Task objective:
In the material below, list every line carrying the string "Ярославского".

Materials provided:

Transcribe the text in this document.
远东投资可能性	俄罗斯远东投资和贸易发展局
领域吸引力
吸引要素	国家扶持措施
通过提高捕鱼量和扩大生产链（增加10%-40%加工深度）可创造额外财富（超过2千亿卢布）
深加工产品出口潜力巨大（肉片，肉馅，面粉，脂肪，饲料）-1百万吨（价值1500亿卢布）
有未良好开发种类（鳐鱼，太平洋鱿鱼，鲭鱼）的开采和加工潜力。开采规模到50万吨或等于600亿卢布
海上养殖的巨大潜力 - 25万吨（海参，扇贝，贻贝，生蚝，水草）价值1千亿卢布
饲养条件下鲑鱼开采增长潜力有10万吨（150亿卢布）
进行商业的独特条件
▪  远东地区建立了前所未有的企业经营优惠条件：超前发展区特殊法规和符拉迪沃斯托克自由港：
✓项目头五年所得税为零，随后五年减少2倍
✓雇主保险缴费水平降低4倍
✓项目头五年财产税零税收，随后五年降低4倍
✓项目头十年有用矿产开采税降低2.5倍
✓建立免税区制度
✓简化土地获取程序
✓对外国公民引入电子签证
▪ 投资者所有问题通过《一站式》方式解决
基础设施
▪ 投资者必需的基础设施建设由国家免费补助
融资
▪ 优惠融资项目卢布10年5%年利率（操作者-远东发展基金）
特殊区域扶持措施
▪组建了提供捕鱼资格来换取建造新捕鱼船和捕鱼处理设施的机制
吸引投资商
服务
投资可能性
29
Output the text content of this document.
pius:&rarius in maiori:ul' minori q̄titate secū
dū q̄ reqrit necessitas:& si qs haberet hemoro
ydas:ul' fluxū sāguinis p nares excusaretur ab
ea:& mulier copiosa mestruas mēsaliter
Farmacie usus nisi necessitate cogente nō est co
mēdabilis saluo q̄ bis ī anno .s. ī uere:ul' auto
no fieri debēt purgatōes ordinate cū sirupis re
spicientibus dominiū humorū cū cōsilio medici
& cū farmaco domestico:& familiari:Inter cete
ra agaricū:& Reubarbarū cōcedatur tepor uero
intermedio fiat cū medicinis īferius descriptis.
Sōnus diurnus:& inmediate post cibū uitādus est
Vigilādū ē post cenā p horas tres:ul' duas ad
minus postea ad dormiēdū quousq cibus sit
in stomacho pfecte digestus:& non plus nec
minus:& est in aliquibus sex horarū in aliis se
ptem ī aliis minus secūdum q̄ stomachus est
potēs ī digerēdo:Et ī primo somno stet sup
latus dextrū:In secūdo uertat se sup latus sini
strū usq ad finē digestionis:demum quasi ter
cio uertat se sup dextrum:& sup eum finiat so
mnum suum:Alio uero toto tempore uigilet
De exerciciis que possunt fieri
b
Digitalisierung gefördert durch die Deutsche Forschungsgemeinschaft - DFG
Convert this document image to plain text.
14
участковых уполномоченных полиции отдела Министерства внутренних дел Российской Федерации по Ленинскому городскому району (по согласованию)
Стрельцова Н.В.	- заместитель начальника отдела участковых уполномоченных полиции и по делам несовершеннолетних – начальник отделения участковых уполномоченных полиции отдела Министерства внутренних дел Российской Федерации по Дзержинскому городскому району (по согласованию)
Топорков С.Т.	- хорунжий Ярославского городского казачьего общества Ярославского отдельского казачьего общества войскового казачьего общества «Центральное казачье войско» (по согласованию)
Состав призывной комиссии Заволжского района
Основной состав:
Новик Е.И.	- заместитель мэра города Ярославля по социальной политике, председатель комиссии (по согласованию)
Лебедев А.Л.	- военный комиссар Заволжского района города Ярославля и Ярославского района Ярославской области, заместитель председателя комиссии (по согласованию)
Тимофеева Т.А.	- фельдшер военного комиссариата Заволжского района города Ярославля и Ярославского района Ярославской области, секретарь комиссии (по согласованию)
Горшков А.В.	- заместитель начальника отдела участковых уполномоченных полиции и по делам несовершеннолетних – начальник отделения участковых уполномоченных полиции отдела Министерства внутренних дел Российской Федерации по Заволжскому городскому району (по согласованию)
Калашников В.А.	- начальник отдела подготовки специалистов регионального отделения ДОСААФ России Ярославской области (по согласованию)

Exercise response:
Топорков С.Т.	- хорунжий Ярославского городского казачьего общества Ярославского отдельского казачьего общества войскового казачьего общества «Центральное казачье войско» (по согласованию)
Лебедев А.Л.	- военный комиссар Заволжского района города Ярославля и Ярославского района Ярославской области, заместитель председателя комиссии (по согласованию)
Тимофеева Т.А.	- фельдшер военного комиссариата Заволжского района города Ярославля и Ярославского района Ярославской области, секретарь комиссии (по согласованию)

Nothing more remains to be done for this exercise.